What you will do:
Below is a block of data; give all of it again word for word.

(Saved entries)
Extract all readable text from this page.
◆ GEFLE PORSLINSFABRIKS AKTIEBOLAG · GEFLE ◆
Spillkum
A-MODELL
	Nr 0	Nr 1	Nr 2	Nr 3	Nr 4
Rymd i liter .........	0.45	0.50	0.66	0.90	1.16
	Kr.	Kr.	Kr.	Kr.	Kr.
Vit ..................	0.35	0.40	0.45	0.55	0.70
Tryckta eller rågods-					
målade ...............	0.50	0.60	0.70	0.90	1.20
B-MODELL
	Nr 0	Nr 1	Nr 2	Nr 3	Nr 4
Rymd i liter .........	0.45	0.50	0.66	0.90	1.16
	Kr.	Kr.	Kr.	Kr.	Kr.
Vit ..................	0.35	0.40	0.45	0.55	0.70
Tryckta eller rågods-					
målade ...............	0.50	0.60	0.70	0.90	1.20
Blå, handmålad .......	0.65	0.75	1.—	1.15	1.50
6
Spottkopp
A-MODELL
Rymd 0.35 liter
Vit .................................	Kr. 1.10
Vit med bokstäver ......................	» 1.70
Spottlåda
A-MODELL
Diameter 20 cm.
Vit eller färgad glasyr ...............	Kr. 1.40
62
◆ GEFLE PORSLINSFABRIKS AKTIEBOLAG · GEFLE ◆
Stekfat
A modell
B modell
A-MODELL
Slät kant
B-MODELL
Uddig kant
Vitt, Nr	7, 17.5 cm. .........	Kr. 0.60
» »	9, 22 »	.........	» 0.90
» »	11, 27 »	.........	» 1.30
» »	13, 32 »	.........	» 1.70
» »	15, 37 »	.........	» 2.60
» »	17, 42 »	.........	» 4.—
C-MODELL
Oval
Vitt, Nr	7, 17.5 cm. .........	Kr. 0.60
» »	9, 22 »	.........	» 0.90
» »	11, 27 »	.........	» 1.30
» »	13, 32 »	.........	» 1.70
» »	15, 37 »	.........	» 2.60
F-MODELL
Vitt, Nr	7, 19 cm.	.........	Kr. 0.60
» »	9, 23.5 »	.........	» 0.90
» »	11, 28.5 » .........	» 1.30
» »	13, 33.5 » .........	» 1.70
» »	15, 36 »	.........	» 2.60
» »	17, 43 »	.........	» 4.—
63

Solved problem:
Extract all readable text from this page.
◆ GEFLE PORSLINSFABRIKS AKTIEBOLAG · GEFLE ◆
Spillkum
A-MODELL
	Nr 0	Nr 1	Nr 2	Nr 3	Nr 4
Rymd i liter .........	0.45	0.50	0.66	0.90	1.16
	Kr.	Kr.	Kr.	Kr.	Kr.
Vit ..................	0.35	0.40	0.45	0.55	0.70
Tryckta eller rågods-					
målade ...............	0.50	0.60	0.70	0.90	1.20
B-MODELL
	Nr 0	Nr 1	Nr 2	Nr 3	Nr 4
Rymd i liter .........	0.45	0.50	0.66	0.90	1.16
	Kr.	Kr.	Kr.	Kr.	Kr.
Vit ..................	0.35	0.40	0.45	0.55	0.70
Tryckta eller rågods-					
målade ...............	0.50	0.60	0.70	0.90	1.20
Blå, handmålad .......	0.65	0.75	1.—	1.15	1.50
6
Spottkopp
A-MODELL
Rymd 0.35 liter
Vit .................................	Kr. 1.10
Vit med bokstäver ......................	» 1.70
Spottlåda
A-MODELL
Diameter 20 cm.
Vit eller färgad glasyr ...............	Kr. 1.40
62
◆ GEFLE PORSLINSFABRIKS AKTIEBOLAG · GEFLE ◆
Stekfat
A modell
B modell
A-MODELL
Slät kant
B-MODELL
Uddig kant
Vitt, Nr	7, 17.5 cm. .........	Kr. 0.60
» »	9, 22 »	.........	» 0.90
» »	11, 27 »	.........	» 1.30
» »	13, 32 »	.........	» 1.70
» »	15, 37 »	.........	» 2.60
» »	17, 42 »	.........	» 4.—
C-MODELL
Oval
Vitt, Nr	7, 17.5 cm. .........	Kr. 0.60
» »	9, 22 »	.........	» 0.90
» »	11, 27 »	.........	» 1.30
» »	13, 32 »	.........	» 1.70
» »	15, 37 »	.........	» 2.60
F-MODELL
Vitt, Nr	7, 19 cm.	.........	Kr. 0.60
» »	9, 23.5 »	.........	» 0.90
» »	11, 28.5 » .........	» 1.30
» »	13, 33.5 » .........	» 1.70
» »	15, 36 »	.........	» 2.60
» »	17, 43 »	.........	» 4.—
63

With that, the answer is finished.